***** Data entries *****

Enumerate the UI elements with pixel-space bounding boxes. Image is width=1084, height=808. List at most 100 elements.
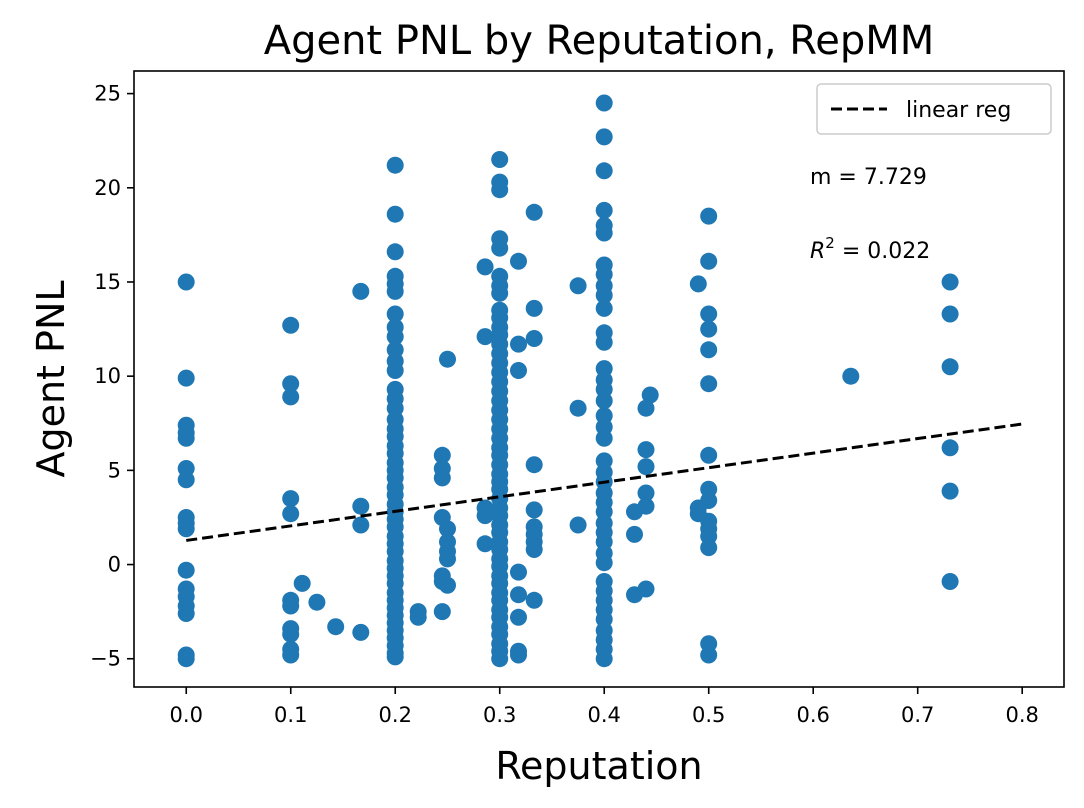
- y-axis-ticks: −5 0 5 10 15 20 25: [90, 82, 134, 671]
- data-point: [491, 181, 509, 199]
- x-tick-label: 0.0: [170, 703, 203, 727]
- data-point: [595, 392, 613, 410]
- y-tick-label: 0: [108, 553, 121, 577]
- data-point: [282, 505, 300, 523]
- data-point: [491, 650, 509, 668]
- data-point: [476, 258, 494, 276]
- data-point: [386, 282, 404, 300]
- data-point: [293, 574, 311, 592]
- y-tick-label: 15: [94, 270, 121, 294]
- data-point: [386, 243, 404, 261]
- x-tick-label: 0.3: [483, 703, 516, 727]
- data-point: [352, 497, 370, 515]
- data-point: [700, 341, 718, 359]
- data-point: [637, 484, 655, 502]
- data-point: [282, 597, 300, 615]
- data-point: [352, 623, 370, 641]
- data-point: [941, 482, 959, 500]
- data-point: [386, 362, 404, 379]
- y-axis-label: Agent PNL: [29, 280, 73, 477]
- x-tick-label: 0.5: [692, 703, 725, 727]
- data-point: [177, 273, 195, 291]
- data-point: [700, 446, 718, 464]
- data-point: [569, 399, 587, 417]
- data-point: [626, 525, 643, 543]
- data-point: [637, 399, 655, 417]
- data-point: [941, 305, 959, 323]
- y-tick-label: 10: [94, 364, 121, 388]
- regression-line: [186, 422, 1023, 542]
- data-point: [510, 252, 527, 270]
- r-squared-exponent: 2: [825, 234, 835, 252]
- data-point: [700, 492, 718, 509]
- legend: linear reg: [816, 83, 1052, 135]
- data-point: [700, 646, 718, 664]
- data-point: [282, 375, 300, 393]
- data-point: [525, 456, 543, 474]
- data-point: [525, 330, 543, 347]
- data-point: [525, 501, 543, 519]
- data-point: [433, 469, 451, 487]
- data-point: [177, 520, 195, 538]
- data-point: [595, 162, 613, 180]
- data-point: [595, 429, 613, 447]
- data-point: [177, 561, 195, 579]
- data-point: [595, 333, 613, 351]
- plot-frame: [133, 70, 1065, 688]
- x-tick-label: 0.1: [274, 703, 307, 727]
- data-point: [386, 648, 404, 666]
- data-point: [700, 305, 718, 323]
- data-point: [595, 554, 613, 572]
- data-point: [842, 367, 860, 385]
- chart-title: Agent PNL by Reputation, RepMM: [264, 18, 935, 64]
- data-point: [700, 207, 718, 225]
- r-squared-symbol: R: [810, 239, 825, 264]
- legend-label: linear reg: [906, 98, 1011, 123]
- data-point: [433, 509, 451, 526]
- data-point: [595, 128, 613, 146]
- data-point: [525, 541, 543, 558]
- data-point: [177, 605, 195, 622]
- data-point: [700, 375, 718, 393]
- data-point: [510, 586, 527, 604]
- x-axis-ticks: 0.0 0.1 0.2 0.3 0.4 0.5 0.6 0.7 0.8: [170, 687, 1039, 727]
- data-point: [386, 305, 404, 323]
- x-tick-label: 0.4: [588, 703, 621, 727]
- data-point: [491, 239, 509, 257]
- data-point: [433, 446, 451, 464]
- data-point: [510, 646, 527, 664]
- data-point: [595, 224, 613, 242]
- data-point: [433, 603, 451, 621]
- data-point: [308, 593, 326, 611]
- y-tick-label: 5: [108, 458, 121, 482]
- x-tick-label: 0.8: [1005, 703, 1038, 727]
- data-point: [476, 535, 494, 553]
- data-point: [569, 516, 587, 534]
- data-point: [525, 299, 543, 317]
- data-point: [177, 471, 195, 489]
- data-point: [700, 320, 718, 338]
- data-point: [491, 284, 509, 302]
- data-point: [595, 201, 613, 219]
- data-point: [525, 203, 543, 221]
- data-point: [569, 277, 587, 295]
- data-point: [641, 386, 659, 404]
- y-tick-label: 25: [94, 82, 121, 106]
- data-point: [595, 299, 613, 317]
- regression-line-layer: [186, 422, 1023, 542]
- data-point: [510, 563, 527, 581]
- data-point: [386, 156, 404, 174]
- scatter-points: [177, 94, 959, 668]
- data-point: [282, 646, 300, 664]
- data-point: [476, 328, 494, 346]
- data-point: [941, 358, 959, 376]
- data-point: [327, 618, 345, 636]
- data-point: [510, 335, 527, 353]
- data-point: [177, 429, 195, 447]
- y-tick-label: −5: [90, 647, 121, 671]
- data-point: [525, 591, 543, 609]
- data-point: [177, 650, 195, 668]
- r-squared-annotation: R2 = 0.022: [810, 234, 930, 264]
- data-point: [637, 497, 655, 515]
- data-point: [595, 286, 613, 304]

*****

- **Task**: Reproduce the lines of the records verbatim, beginning with the line containing "- y-axis-ticks: −5" and continuing through the line containing "- data-point: [177, 605, 195, 622]", with both of those lines included.

- **Output of the exercise**:
- y-axis-ticks: −5 0 5 10 15 20 25: [90, 82, 134, 671]
- data-point: [491, 181, 509, 199]
- x-tick-label: 0.0: [170, 703, 203, 727]
- data-point: [595, 392, 613, 410]
- y-tick-label: 0: [108, 553, 121, 577]
- data-point: [282, 505, 300, 523]
- data-point: [491, 650, 509, 668]
- data-point: [476, 258, 494, 276]
- data-point: [386, 282, 404, 300]
- data-point: [293, 574, 311, 592]
- y-tick-label: 15: [94, 270, 121, 294]
- data-point: [386, 243, 404, 261]
- x-tick-label: 0.3: [483, 703, 516, 727]
- data-point: [352, 497, 370, 515]
- data-point: [700, 341, 718, 359]
- data-point: [637, 484, 655, 502]
- data-point: [282, 597, 300, 615]
- data-point: [352, 623, 370, 641]
- data-point: [941, 482, 959, 500]
- data-point: [386, 362, 404, 379]
- y-axis-label: Agent PNL: [29, 280, 73, 477]
- x-tick-label: 0.5: [692, 703, 725, 727]
- data-point: [177, 273, 195, 291]
- data-point: [700, 446, 718, 464]
- data-point: [569, 399, 587, 417]
- data-point: [626, 525, 643, 543]
- data-point: [637, 399, 655, 417]
- data-point: [941, 305, 959, 323]
- y-tick-label: 10: [94, 364, 121, 388]
- regression-line: [186, 422, 1023, 542]
- data-point: [510, 252, 527, 270]
- r-squared-exponent: 2: [825, 234, 835, 252]
- data-point: [700, 492, 718, 509]
- legend: linear reg: [816, 83, 1052, 135]
- data-point: [700, 646, 718, 664]
- data-point: [282, 375, 300, 393]
- data-point: [525, 456, 543, 474]
- data-point: [525, 330, 543, 347]
- data-point: [525, 501, 543, 519]
- data-point: [433, 469, 451, 487]
- data-point: [177, 520, 195, 538]
- data-point: [595, 162, 613, 180]
- data-point: [595, 429, 613, 447]
- data-point: [177, 561, 195, 579]
- data-point: [595, 333, 613, 351]
- plot-frame: [133, 70, 1065, 688]
- x-tick-label: 0.1: [274, 703, 307, 727]
- data-point: [386, 648, 404, 666]
- data-point: [700, 305, 718, 323]
- data-point: [595, 554, 613, 572]
- data-point: [842, 367, 860, 385]
- chart-title: Agent PNL by Reputation, RepMM: [264, 18, 935, 64]
- data-point: [700, 207, 718, 225]
- r-squared-symbol: R: [810, 239, 825, 264]
- legend-label: linear reg: [906, 98, 1011, 123]
- data-point: [433, 509, 451, 526]
- data-point: [595, 128, 613, 146]
- data-point: [525, 541, 543, 558]
- data-point: [177, 605, 195, 622]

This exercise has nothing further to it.